Excerpt:
------

This makes finding undervalued dividend stocks to buy difficult. That's where bank stocks come into play! No, we are not talking about your too big to fail banks, such as JPMorgan Chase, Bank of America, Wells Fargo and Citigroup. I am talking about two, small, regional banks in Ohio and Pennsylvania!
Not only did we put them through the Dividend Diplomat Stock Screener, focused on these 3 metrics:
1.) Price to Earnings Ratio
2.) Dividend Payout Ratio
3.) Dividend Growth Rate
But we also looked at the dividend yield AND the highly important metric to use when evaluating bank stocks to buy - the price to book value.
The two dividend bank stocks are DimeCo. Bank (DIMC) and LCNB (LCNB), two regional banks located in Pennsylvania and Ohio. The total assets on these banks are almost $1B and $2B, respectively. To put this in comparison, JPMorgan (JPM) has a total asset size of over $4 trillion!

------

What the task requires: Can you pick up the excerpt on regional bank dividend stocks right after its last sentence and continue it?

Data section:
------

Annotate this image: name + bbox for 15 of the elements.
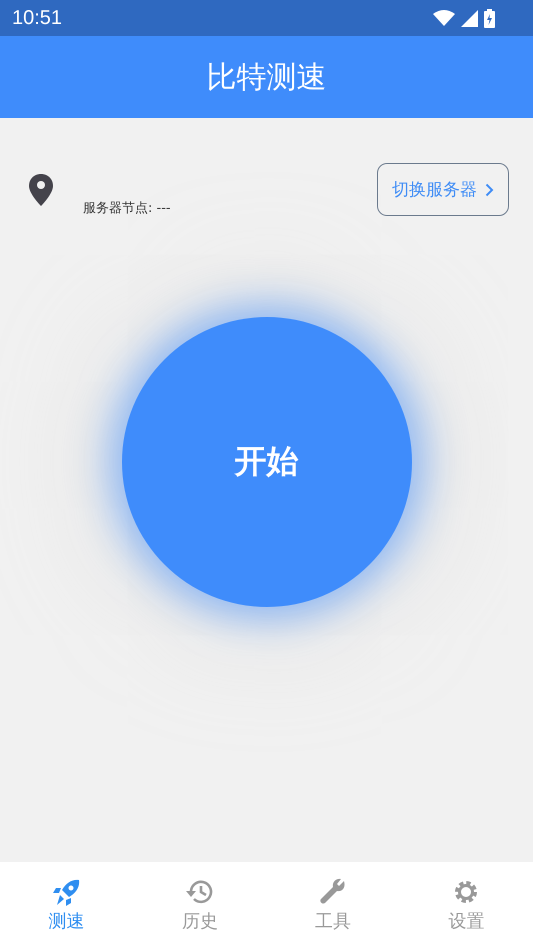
server-node-label: 服务器节点: --- xyxy=(83,200,172,217)
status-time: 10:51 xyxy=(12,6,62,30)
nav-tab[interactable]: 历史 xyxy=(133,862,266,948)
chevron-right-icon xyxy=(485,182,494,196)
nav-tab[interactable]: 工具 xyxy=(266,862,400,948)
signal-icon xyxy=(461,10,478,26)
location-pin-icon xyxy=(29,174,53,206)
switch-server-button[interactable]: 切换服务器 xyxy=(377,163,509,216)
app-title: 比特测速 xyxy=(206,58,326,96)
start-button[interactable]: 开始 xyxy=(122,317,412,607)
rocket-icon xyxy=(52,877,82,907)
nav-tab[interactable]: 测速 xyxy=(0,862,134,948)
wifi-icon xyxy=(433,10,455,26)
battery-icon xyxy=(484,8,495,28)
nav-tab[interactable]: 设置 xyxy=(400,862,533,948)
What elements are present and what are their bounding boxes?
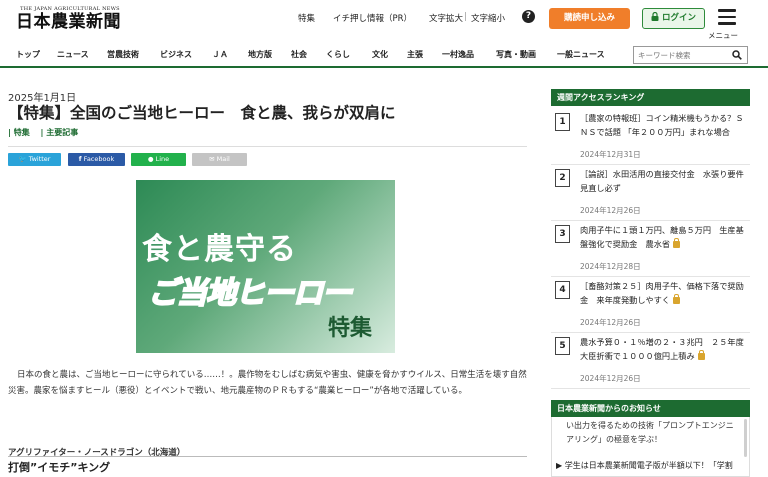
tag-feature[interactable]: | 特集 [8, 128, 30, 137]
main-nav: トップ ニュース 営農技術 ビジネス ＪＡ 地方版 社会 くらし 文化 主張 一… [0, 42, 768, 68]
header-separator: | [464, 12, 467, 22]
share-twitter-label: Twitter [28, 155, 51, 163]
nav-item-photo-video[interactable]: 写真・動画 [496, 49, 536, 60]
header-link-pr[interactable]: イチ押し情報（PR） [333, 12, 412, 24]
share-line-label: Line [155, 155, 170, 163]
notice-list: い出力を得るための技術「プロンプトエンジニアリング」の極意を学ぶ！ ▶ 学生は日… [551, 417, 750, 477]
header-link-text-smaller[interactable]: 文字縮小 [471, 12, 505, 24]
nav-item-regional[interactable]: 地方版 [248, 49, 272, 60]
site-header: THE JAPAN AGRICULTURAL NEWS 日本農業新聞 特集 イチ… [0, 0, 768, 40]
ranking-item[interactable]: 5 農水予算０・１％増の２・３兆円 ２５年度 大臣折衝で１０００億円上積み 20… [551, 333, 752, 389]
ranking-title-text: ［畜酪対策２５］肉用子牛、価格下落で奨励金 来年度発動しやすく [580, 281, 744, 305]
line-icon: ● [147, 155, 154, 163]
nav-item-general-news[interactable]: 一般ニュース [557, 49, 605, 60]
tag-main-articles[interactable]: | 主要記事 [41, 128, 79, 137]
login-label: ログイン [661, 13, 696, 23]
hamburger-menu-icon[interactable] [718, 9, 736, 25]
nav-item-local-product[interactable]: 一村逸品 [442, 49, 474, 60]
search-icon[interactable] [732, 50, 742, 60]
share-line-button[interactable]: ● Line [131, 153, 186, 166]
ranking-header: 週間アクセスランキング [551, 89, 750, 106]
notice-item[interactable]: ▶ 学生は日本農業新聞電子版が半額以下！「学割 [556, 460, 741, 471]
nav-item-society[interactable]: 社会 [291, 49, 307, 60]
nav-item-living[interactable]: くらし [326, 49, 350, 60]
nav-item-business[interactable]: ビジネス [160, 49, 192, 60]
ranking-title[interactable]: 農水予算０・１％増の２・３兆円 ２５年度 大臣折衝で１０００億円上積み [580, 335, 752, 363]
ranking-title[interactable]: ［畜酪対策２５］肉用子牛、価格下落で奨励金 来年度発動しやすく [580, 279, 750, 307]
nav-item-ja[interactable]: ＪＡ [212, 49, 228, 60]
ranking-title[interactable]: 肉用子牛に１頭１万円、離島５万円 生産基盤強化で奨励金 農水省 [580, 223, 750, 251]
nav-item-news[interactable]: ニュース [57, 49, 89, 60]
article-body: 日本の食と農は、ご当地ヒーローに守られている……！。農作物をむしばむ病気や害虫、… [8, 370, 527, 396]
lock-icon [651, 11, 659, 21]
mail-icon: ✉ [209, 155, 215, 163]
ranking-title[interactable]: ［論説］水田活用の直接交付金 水張り要件見直し必ず [580, 167, 750, 195]
ranking-title[interactable]: ［農家の特報班］コイン精米機もうかる？ＳＮＳで話題 「年２００万円」まれな場合 [580, 111, 750, 139]
lock-icon [697, 350, 705, 360]
ranking-item[interactable]: 2 ［論説］水田活用の直接交付金 水張り要件見直し必ず 2024年12月26日 [551, 165, 750, 221]
ranking-item[interactable]: 1 ［農家の特報班］コイン精米機もうかる？ＳＮＳで話題 「年２００万円」まれな場… [551, 109, 750, 165]
search-input[interactable] [634, 47, 726, 63]
notice-header: 日本農業新聞からのお知らせ [551, 400, 750, 417]
notice-item[interactable]: い出力を得るための技術「プロンプトエンジニアリング」の極意を学ぶ！ [566, 419, 741, 447]
ranking-date: 2024年12月28日 [580, 262, 641, 271]
article-title: 【特集】全国のご当地ヒーロー 食と農、我らが双肩に [8, 104, 396, 122]
lock-icon [673, 238, 681, 248]
nav-item-farming-tech[interactable]: 営農技術 [107, 49, 139, 60]
article-tags: | 特集 | 主要記事 [8, 127, 86, 138]
ranking-date: 2024年12月26日 [580, 206, 641, 215]
twitter-icon: 🐦 [18, 155, 27, 163]
share-mail-label: Mail [216, 155, 230, 163]
menu-label[interactable]: メニュー [708, 30, 738, 41]
ranking-number: 1 [555, 113, 570, 131]
ranking-number: 4 [555, 281, 570, 299]
hero-text-line1: 食と農守る [142, 232, 297, 267]
divider [8, 456, 527, 457]
hero-text-line3: 特集 [328, 315, 373, 341]
nav-item-editorial[interactable]: 主張 [407, 49, 423, 60]
nav-item-culture[interactable]: 文化 [372, 49, 388, 60]
header-link-feature[interactable]: 特集 [298, 12, 315, 24]
ranking-date: 2024年12月26日 [580, 374, 641, 383]
ranking-title-text: 農水予算０・１％増の２・３兆円 ２５年度 大臣折衝で１０００億円上積み [580, 337, 752, 361]
divider [8, 146, 527, 147]
lock-icon [672, 294, 680, 304]
share-facebook-label: Facebook [83, 155, 115, 163]
nav-item-top[interactable]: トップ [16, 49, 40, 60]
section-subtitle: 打倒”イモチ”キング [8, 461, 111, 474]
header-link-text-larger[interactable]: 文字拡大 [429, 12, 463, 24]
facebook-icon: f [78, 155, 82, 163]
ranking-number: 3 [555, 225, 570, 243]
ranking-item[interactable]: 3 肉用子牛に１頭１万円、離島５万円 生産基盤強化で奨励金 農水省 2024年1… [551, 221, 750, 277]
ranking-number: 5 [555, 337, 570, 355]
site-logo[interactable]: THE JAPAN AGRICULTURAL NEWS 日本農業新聞 [16, 6, 124, 32]
logo-japanese: 日本農業新聞 [16, 12, 121, 32]
share-mail-button[interactable]: ✉ Mail [192, 153, 247, 166]
search-box [633, 46, 748, 64]
ranking-number: 2 [555, 169, 570, 187]
subscribe-button[interactable]: 購読申し込み [549, 8, 630, 29]
login-button[interactable]: ログイン [642, 8, 705, 29]
share-facebook-button[interactable]: f Facebook [68, 153, 125, 166]
hero-text-line2: ご当地ヒーロー [147, 275, 353, 312]
hero-image: 食と農守る ご当地ヒーロー 特集 [136, 180, 395, 353]
ranking-title-text: 肉用子牛に１頭１万円、離島５万円 生産基盤強化で奨励金 農水省 [580, 225, 744, 249]
share-twitter-button[interactable]: 🐦 Twitter [8, 153, 61, 166]
ranking-date: 2024年12月31日 [580, 150, 641, 159]
help-icon[interactable]: ? [522, 10, 535, 23]
notice-scrollbar[interactable] [744, 419, 747, 457]
ranking-date: 2024年12月26日 [580, 318, 641, 327]
ranking-item[interactable]: 4 ［畜酪対策２５］肉用子牛、価格下落で奨励金 来年度発動しやすく 2024年1… [551, 277, 750, 333]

------

Right answer:
DimeCo (DIMC) has a low price to earnings ratio, below 9. In addition, the dividend payout ratio is approximately 33-34%, showing there is room to grow and safety in the dividend. DIMC has grown the dividend for over 5 years and also announced a special dividend of $0.50 back in the last quarter. Therefore, dividend growth is strong and the yield is also almost 4%! Lastly, the price to book value is less than 1x, which is a significant sign of undervaluation.
LCNB (LCNB) is fairly similar, albeit with a higeher P/E ratio of over 12. Their dividend payout ratio is in the sweet spot of just over 50%. They've been growing their dividend for 4 years at an average rate of almost 5%, while yielding OVER 4%! When reviewing the price to book ratio, they are trading slightly over book value, but still shows that this dividend stock is undervalued.
After recapping the two dividend stocks, we think these are two stocks to buy now, despite where the stock market is. Obviously we will state to conduct your own research and we are not professional investors!
Do you see these two banks as stocks to buy right now? Are you going to be buying shares in these two stocks? Seeing any other undervalued opportunities out there? Please let us know and share in the comments.
Thank you everyone! Subscribe, like and let us know your feedback & questions below!
Follow us on:
As always, we recommend conducting your own research to make your own decisions.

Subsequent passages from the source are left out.